(Data entries)
::::

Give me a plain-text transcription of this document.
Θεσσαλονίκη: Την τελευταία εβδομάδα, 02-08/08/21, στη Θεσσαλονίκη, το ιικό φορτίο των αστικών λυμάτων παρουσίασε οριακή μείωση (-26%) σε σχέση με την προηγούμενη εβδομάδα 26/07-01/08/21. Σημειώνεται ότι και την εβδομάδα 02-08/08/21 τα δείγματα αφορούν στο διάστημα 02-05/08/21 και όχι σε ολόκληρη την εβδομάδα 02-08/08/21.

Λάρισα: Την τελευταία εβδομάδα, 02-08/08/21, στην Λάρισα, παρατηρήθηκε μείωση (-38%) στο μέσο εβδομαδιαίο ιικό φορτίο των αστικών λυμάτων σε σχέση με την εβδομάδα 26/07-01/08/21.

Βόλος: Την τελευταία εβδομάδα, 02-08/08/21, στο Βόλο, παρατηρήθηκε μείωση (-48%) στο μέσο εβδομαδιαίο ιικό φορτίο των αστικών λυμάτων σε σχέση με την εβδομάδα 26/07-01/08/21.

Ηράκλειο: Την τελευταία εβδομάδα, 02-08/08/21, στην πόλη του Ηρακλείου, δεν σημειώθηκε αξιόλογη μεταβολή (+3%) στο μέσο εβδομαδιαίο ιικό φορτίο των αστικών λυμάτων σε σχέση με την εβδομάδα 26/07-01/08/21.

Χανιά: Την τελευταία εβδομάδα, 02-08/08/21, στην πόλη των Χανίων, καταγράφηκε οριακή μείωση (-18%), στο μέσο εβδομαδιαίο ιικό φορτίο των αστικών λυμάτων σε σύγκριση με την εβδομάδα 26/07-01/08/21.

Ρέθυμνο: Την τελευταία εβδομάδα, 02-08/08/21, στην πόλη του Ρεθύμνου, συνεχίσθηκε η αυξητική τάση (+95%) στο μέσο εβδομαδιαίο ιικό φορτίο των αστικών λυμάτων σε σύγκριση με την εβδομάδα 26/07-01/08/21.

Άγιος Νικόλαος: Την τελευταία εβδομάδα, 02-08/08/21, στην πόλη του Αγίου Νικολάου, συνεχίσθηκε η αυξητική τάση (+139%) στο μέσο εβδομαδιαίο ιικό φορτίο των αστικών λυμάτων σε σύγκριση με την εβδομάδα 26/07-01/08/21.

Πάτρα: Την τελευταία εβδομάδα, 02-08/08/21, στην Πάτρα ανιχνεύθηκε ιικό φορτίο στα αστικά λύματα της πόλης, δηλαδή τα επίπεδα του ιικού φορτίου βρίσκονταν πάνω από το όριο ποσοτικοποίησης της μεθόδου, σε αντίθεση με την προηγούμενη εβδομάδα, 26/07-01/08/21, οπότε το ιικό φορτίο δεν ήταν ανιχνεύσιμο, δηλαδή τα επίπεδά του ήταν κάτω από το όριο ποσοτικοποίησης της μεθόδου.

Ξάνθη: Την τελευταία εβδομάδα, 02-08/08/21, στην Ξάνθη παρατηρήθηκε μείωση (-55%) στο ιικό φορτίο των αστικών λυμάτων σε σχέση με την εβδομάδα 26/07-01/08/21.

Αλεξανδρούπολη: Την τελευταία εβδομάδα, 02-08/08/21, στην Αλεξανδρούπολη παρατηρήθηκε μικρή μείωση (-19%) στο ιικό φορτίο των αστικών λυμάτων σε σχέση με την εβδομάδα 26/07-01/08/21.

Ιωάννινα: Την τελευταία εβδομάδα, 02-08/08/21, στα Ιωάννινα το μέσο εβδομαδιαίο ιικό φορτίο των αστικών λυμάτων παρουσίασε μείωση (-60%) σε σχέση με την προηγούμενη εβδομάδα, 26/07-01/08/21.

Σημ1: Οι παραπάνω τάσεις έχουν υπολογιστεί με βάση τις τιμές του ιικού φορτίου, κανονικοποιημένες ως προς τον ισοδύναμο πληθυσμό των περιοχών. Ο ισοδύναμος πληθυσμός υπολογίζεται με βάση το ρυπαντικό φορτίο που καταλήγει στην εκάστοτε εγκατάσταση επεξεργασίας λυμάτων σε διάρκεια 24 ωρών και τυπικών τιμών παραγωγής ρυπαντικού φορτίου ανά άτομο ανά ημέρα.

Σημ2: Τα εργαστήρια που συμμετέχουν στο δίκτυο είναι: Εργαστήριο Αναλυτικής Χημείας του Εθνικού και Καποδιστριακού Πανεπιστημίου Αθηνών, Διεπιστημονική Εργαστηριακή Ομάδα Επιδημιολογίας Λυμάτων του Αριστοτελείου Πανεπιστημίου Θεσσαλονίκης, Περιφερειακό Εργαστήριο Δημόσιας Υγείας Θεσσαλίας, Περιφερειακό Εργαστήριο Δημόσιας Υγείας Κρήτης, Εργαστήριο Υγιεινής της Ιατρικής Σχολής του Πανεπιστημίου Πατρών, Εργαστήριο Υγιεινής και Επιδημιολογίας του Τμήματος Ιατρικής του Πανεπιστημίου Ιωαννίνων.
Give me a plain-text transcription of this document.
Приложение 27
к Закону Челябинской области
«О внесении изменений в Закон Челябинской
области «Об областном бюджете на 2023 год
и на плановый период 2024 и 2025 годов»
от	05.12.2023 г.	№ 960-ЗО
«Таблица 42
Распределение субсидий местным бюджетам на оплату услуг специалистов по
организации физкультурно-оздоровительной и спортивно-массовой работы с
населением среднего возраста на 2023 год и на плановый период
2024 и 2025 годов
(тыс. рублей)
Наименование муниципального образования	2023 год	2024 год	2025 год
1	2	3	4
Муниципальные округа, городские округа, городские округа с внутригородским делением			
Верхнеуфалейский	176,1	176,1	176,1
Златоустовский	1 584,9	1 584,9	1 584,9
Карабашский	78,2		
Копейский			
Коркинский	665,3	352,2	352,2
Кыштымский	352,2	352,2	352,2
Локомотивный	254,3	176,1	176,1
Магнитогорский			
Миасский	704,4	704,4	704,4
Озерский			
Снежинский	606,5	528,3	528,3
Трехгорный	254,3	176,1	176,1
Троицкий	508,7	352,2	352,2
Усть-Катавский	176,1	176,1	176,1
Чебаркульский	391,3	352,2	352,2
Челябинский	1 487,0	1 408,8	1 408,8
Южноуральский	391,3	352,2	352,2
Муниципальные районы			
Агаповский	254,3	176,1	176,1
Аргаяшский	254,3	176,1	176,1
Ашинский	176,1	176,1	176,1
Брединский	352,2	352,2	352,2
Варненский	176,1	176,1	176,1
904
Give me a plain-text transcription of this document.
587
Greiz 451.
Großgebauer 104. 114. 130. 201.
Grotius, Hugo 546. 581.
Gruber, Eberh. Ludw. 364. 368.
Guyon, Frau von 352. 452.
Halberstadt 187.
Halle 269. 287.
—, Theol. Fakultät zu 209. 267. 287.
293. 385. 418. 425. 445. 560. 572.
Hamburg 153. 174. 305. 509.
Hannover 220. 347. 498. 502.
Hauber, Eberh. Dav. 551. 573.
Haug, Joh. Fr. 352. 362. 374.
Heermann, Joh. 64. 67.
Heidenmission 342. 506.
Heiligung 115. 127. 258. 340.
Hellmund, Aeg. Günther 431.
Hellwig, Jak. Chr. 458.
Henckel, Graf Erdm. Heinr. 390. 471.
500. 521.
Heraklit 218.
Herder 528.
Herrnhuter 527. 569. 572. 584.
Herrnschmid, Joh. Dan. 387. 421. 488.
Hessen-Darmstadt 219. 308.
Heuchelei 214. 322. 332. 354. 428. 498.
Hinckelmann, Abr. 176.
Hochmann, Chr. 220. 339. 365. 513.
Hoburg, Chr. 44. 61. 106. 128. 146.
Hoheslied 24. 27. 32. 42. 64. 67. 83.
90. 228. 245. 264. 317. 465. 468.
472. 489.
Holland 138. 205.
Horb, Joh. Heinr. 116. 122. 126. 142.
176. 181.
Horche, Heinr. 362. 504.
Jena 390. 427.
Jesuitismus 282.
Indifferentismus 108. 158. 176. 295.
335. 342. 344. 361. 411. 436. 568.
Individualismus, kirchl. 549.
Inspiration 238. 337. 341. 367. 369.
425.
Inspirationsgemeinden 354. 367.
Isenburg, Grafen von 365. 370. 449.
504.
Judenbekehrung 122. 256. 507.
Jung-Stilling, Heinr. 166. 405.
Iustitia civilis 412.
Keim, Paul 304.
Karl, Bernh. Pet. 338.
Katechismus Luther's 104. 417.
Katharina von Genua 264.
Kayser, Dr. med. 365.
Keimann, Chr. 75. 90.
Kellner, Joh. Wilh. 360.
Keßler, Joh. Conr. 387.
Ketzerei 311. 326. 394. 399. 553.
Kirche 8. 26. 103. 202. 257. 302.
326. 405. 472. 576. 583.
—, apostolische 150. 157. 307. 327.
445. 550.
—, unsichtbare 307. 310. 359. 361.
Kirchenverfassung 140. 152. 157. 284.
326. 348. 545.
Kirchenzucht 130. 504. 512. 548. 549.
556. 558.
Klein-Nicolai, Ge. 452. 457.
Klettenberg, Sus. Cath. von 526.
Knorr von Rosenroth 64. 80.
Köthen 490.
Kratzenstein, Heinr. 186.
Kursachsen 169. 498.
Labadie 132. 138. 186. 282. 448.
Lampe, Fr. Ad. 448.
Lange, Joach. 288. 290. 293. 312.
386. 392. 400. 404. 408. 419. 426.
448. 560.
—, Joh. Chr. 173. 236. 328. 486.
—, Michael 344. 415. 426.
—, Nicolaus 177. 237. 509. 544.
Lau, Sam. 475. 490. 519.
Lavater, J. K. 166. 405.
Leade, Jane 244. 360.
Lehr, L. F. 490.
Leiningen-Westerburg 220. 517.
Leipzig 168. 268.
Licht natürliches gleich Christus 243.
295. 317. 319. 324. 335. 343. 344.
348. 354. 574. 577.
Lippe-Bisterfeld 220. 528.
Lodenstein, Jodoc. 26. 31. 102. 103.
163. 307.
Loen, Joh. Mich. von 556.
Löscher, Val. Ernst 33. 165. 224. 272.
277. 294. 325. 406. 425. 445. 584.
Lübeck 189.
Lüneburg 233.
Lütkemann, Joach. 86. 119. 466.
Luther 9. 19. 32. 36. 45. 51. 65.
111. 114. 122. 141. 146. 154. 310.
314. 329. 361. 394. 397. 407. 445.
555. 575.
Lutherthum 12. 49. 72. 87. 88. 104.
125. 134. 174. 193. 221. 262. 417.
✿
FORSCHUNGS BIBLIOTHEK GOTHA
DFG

::::

PROBLEM DESCRIPTION => From the listing above, copy all lines holding the word "период".

RESPONSE BELOW =>
и на плановый период 2024 и 2025 годов»
населением среднего возраста на 2023 год и на плановый период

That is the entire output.